Extracted records
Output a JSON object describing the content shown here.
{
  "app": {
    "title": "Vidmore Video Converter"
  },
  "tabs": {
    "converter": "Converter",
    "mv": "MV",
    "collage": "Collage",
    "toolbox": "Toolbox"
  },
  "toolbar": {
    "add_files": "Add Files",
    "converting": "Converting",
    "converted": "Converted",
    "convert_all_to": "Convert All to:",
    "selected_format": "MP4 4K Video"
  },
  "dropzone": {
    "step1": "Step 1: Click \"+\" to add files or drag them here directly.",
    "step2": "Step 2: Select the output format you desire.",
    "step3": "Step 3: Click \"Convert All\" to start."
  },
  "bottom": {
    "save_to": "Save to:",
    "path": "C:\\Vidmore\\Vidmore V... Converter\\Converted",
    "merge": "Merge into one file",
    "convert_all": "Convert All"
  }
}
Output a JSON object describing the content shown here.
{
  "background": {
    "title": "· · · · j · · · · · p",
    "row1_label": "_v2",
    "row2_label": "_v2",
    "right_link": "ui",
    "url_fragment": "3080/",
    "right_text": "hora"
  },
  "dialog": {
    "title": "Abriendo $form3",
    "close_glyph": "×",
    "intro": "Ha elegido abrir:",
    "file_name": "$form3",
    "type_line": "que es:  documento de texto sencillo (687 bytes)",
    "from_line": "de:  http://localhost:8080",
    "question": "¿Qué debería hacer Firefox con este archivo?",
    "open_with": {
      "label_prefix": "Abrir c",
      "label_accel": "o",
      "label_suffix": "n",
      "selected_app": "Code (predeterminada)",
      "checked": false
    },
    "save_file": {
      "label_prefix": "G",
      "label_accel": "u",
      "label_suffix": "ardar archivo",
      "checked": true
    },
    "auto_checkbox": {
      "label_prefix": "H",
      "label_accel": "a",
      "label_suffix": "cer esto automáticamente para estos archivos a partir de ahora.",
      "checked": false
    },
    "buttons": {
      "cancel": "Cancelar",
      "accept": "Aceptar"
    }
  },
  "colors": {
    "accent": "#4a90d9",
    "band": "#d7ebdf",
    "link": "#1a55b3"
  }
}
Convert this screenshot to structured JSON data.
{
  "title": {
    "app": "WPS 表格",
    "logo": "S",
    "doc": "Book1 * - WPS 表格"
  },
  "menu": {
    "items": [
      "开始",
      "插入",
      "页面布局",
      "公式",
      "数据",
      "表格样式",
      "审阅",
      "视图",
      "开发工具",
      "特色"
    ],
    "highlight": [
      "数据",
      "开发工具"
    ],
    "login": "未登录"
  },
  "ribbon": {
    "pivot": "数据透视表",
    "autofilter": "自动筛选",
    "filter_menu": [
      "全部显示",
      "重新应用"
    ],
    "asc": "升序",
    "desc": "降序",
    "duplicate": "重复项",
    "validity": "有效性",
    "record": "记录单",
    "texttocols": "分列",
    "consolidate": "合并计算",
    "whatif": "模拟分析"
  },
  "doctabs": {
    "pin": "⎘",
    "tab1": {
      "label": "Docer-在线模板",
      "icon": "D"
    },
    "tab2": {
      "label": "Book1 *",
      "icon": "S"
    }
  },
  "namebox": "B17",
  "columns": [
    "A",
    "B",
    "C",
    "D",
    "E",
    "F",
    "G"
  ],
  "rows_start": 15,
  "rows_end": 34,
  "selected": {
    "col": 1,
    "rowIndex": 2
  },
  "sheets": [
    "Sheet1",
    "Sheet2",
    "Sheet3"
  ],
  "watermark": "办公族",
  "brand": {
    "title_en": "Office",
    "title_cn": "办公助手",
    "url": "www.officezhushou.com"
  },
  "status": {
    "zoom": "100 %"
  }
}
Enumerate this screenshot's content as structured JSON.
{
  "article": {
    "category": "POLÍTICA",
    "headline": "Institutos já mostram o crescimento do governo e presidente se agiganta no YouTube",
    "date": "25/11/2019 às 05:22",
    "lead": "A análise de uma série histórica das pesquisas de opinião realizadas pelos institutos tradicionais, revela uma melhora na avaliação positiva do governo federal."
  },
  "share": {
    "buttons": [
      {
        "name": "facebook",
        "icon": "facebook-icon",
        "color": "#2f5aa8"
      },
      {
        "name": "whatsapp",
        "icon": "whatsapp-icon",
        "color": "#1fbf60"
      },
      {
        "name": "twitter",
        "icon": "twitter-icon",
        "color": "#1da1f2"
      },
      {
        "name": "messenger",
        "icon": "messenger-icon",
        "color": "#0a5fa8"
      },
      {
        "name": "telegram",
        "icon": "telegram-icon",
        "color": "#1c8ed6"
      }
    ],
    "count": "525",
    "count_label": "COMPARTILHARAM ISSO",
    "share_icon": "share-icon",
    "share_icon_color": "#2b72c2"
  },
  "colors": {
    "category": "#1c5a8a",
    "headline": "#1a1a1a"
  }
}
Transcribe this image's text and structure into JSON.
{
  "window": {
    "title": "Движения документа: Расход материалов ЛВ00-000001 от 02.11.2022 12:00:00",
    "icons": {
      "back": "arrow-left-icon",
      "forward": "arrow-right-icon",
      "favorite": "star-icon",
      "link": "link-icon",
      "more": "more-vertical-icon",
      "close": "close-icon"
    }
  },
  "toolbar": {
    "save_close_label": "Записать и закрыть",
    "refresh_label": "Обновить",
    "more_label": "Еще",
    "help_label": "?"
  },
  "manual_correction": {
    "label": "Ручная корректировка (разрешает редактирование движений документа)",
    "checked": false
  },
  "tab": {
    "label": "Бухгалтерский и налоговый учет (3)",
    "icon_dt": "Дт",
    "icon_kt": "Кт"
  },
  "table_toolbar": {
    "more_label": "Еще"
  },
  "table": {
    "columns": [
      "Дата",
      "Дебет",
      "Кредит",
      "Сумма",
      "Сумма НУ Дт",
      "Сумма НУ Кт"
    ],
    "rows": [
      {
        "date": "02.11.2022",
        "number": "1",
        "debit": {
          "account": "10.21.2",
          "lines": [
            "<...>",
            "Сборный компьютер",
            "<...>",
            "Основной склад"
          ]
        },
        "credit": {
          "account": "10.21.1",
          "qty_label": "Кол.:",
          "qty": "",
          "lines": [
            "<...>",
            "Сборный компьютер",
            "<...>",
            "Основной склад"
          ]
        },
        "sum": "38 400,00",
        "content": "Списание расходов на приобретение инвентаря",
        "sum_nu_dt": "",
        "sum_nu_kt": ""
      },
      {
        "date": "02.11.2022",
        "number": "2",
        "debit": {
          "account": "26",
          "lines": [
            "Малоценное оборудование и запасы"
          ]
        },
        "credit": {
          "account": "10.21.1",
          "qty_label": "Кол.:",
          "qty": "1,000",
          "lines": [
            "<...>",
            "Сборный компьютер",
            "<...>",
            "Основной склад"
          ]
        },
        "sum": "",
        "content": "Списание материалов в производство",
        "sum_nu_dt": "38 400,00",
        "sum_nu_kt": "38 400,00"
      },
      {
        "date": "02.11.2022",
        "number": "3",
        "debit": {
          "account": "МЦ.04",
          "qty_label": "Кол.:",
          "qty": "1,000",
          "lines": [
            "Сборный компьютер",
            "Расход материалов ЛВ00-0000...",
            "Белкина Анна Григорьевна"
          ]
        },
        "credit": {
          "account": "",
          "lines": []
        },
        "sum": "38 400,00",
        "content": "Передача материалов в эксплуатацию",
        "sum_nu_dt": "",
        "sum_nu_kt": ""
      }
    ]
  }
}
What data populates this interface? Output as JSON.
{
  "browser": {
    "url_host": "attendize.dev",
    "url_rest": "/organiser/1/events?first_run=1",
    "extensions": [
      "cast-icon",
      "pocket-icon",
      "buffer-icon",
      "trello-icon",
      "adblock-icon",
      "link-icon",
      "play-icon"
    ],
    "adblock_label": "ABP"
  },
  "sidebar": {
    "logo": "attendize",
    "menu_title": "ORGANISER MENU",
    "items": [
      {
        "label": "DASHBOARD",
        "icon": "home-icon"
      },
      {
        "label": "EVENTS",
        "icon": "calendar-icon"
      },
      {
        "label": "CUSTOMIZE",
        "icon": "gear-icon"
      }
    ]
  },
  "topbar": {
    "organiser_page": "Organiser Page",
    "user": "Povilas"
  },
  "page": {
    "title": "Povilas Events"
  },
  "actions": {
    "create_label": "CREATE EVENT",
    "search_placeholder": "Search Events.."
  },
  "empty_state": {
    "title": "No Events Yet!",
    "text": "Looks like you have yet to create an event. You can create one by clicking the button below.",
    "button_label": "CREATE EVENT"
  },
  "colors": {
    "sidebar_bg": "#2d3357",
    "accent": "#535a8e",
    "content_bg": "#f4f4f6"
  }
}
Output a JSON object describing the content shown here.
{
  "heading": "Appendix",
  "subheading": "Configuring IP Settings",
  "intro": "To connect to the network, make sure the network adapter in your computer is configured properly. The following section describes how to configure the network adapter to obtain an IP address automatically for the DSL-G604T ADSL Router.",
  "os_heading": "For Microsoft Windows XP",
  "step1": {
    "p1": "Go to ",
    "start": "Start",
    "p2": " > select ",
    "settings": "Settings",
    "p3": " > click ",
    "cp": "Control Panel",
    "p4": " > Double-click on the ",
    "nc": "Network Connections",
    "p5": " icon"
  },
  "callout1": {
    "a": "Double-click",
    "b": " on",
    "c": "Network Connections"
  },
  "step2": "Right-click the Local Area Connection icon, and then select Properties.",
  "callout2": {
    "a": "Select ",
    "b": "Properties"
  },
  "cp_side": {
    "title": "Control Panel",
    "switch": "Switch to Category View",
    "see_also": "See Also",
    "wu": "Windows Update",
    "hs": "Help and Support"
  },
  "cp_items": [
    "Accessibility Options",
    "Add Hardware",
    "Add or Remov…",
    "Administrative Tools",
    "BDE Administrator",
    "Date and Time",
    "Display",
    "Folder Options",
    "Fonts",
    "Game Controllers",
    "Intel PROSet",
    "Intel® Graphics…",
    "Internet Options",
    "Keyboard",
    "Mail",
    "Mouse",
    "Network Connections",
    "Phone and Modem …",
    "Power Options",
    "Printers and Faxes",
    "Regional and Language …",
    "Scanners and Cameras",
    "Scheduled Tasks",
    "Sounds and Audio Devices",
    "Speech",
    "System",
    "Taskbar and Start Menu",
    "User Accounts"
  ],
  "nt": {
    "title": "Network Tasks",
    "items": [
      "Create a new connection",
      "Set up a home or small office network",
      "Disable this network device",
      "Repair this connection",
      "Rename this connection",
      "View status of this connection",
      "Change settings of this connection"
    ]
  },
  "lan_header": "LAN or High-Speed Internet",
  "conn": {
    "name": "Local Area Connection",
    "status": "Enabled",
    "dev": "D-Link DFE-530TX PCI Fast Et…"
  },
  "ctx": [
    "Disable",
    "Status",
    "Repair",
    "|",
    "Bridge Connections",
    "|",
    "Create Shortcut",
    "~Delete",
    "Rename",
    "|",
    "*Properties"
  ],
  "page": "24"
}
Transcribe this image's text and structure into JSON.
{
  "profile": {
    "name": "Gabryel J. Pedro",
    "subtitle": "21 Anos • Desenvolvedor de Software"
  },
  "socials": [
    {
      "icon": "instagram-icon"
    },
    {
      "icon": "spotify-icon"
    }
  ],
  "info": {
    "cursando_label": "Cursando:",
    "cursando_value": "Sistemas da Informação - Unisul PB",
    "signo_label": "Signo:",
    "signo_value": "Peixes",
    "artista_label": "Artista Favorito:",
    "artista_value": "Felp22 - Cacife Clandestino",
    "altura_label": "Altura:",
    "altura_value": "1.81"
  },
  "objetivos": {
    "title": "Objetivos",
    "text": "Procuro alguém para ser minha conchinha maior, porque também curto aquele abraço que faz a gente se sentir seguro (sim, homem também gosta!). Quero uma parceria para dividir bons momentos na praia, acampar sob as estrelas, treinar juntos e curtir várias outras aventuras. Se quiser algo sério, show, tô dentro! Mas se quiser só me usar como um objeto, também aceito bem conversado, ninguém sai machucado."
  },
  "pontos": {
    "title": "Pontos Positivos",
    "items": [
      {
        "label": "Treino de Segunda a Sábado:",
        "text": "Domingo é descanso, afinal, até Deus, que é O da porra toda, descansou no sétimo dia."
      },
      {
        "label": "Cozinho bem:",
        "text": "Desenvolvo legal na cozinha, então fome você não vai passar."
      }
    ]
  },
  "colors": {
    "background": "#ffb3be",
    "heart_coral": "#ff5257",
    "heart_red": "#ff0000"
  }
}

# The exercise:
Filter the listing for the word "screenshot" and copy every line that holds it.

# Correct result:
Convert this screenshot to structured JSON data.
Enumerate this screenshot's content as structured JSON.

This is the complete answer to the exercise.